Task statement:
Omit the images, then output each of the records below exactly.

Input records:

##########

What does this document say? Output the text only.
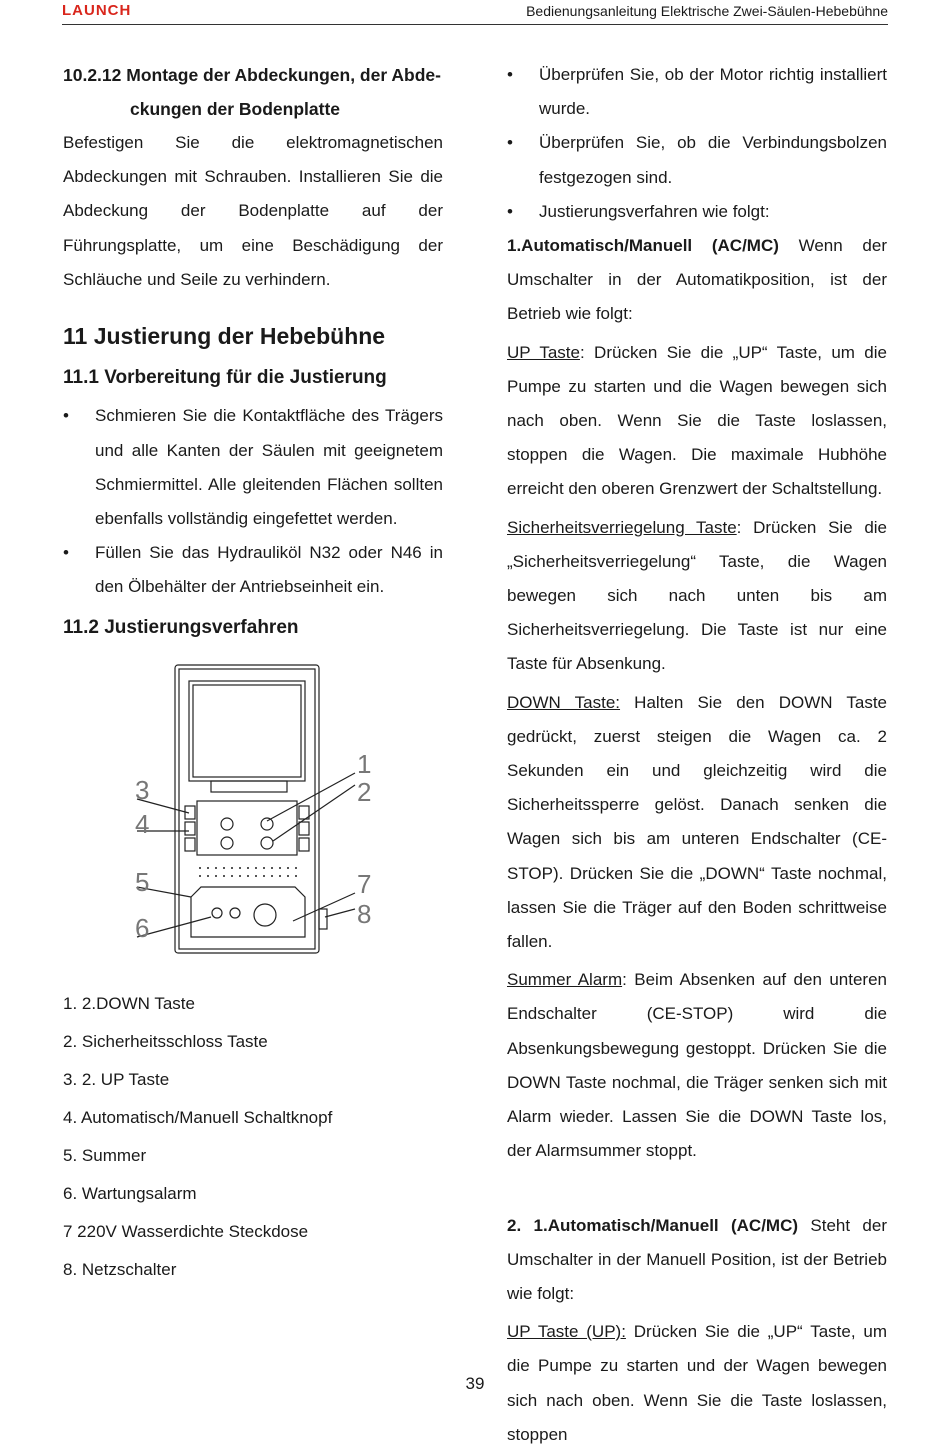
LAUNCH	Bedienungsanleitung Elektrische Zwei-Säulen-Hebebühne
10.2.12 Montage der Abdeckungen, der Abde-
ckungen der Bodenplatte

Befestigen Sie die elektromagnetischen Abdeckungen mit Schrauben. Installieren Sie die Abdeckung der Bodenplatte auf der Führungsplatte, um eine Beschädigung der Schläuche und Seile zu verhindern.

11 Justierung der Hebebühne
11.1 Vorbereitung für die Justierung
• Schmieren Sie die Kontaktfläche des Trägers und alle Kanten der Säulen mit geeignetem Schmiermittel. Alle gleitenden Flächen sollten ebenfalls vollständig eingefettet werden.
• Füllen Sie das Hydrauliköl N32 oder N46 in den Ölbehälter der Antriebseinheit ein.
11.2 Justierungsverfahren
1
2
3
4
5
6
7
8
1. 2.DOWN Taste
2. Sicherheitsschloss Taste
3. 2. UP Taste
4. Automatisch/Manuell Schaltknopf
5. Summer
6. Wartungsalarm
7 220V Wasserdichte Steckdose
8. Netzschalter
• Überprüfen Sie, ob der Motor richtig installiert wurde.
• Überprüfen Sie, ob die Verbindungsbolzen festgezogen sind.
• Justierungsverfahren wie folgt:

1.Automatisch/Manuell (AC/MC) Wenn der Umschalter in der Automatikposition, ist der Betrieb wie folgt:

UP Taste: Drücken Sie die „UP“ Taste, um die Pumpe zu starten und die Wagen bewegen sich nach oben. Wenn Sie die Taste loslassen, stoppen die Wagen. Die maximale Hubhöhe erreicht den oberen Grenzwert der Schaltstellung.

Sicherheitsverriegelung Taste: Drücken Sie die „Sicherheitsverriegelung“ Taste, die Wagen bewegen sich nach unten bis am Sicherheitsverriegelung. Die Taste ist nur eine Taste für Absenkung.

DOWN Taste: Halten Sie den DOWN Taste gedrückt, zuerst steigen die Wagen ca. 2 Sekunden ein und gleichzeitig wird die Sicherheitssperre gelöst. Danach senken die Wagen sich bis am unteren Endschalter (CE-STOP). Drücken Sie die „DOWN“ Taste nochmal, lassen Sie die Träger auf den Boden schrittweise fallen.

Summer Alarm: Beim Absenken auf den unteren Endschalter (CE-STOP) wird die Absenkungsbewegung gestoppt. Drücken Sie die DOWN Taste nochmal, die Träger senken sich mit Alarm wieder. Lassen Sie die DOWN Taste los, der Alarmsummer stoppt.

2. 1.Automatisch/Manuell (AC/MC) Steht der Umschalter in der Manuell Position, ist der Betrieb wie folgt:

UP Taste (UP): Drücken Sie die „UP“ Taste, um die Pumpe zu starten und der Wagen bewegen sich nach oben. Wenn Sie die Taste loslassen, stoppen

39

##########

Finished answer:
What does this document say? Output the text only.
LAUNCH	Bedienungsanleitung Elektrische Zwei-Säulen-Hebebühne
10.2.12 Montage der Abdeckungen, der Abde-
ckungen der Bodenplatte

Befestigen Sie die elektromagnetischen Abdeckungen mit Schrauben. Installieren Sie die Abdeckung der Bodenplatte auf der Führungsplatte, um eine Beschädigung der Schläuche und Seile zu verhindern.

11 Justierung der Hebebühne
11.1 Vorbereitung für die Justierung
• Schmieren Sie die Kontaktfläche des Trägers und alle Kanten der Säulen mit geeignetem Schmiermittel. Alle gleitenden Flächen sollten ebenfalls vollständig eingefettet werden.
• Füllen Sie das Hydrauliköl N32 oder N46 in den Ölbehälter der Antriebseinheit ein.
11.2 Justierungsverfahren
1
2
3
4
5
6
7
8
1. 2.DOWN Taste
2. Sicherheitsschloss Taste
3. 2. UP Taste
4. Automatisch/Manuell Schaltknopf
5. Summer
6. Wartungsalarm
7 220V Wasserdichte Steckdose
8. Netzschalter
• Überprüfen Sie, ob der Motor richtig installiert wurde.
• Überprüfen Sie, ob die Verbindungsbolzen festgezogen sind.
• Justierungsverfahren wie folgt:

1.Automatisch/Manuell (AC/MC) Wenn der Umschalter in der Automatikposition, ist der Betrieb wie folgt:

UP Taste: Drücken Sie die „UP“ Taste, um die Pumpe zu starten und die Wagen bewegen sich nach oben. Wenn Sie die Taste loslassen, stoppen die Wagen. Die maximale Hubhöhe erreicht den oberen Grenzwert der Schaltstellung.

Sicherheitsverriegelung Taste: Drücken Sie die „Sicherheitsverriegelung“ Taste, die Wagen bewegen sich nach unten bis am Sicherheitsverriegelung. Die Taste ist nur eine Taste für Absenkung.

DOWN Taste: Halten Sie den DOWN Taste gedrückt, zuerst steigen die Wagen ca. 2 Sekunden ein und gleichzeitig wird die Sicherheitssperre gelöst. Danach senken die Wagen sich bis am unteren Endschalter (CE-STOP). Drücken Sie die „DOWN“ Taste nochmal, lassen Sie die Träger auf den Boden schrittweise fallen.

Summer Alarm: Beim Absenken auf den unteren Endschalter (CE-STOP) wird die Absenkungsbewegung gestoppt. Drücken Sie die DOWN Taste nochmal, die Träger senken sich mit Alarm wieder. Lassen Sie die DOWN Taste los, der Alarmsummer stoppt.

2. 1.Automatisch/Manuell (AC/MC) Steht der Umschalter in der Manuell Position, ist der Betrieb wie folgt:

UP Taste (UP): Drücken Sie die „UP“ Taste, um die Pumpe zu starten und der Wagen bewegen sich nach oben. Wenn Sie die Taste loslassen, stoppen

39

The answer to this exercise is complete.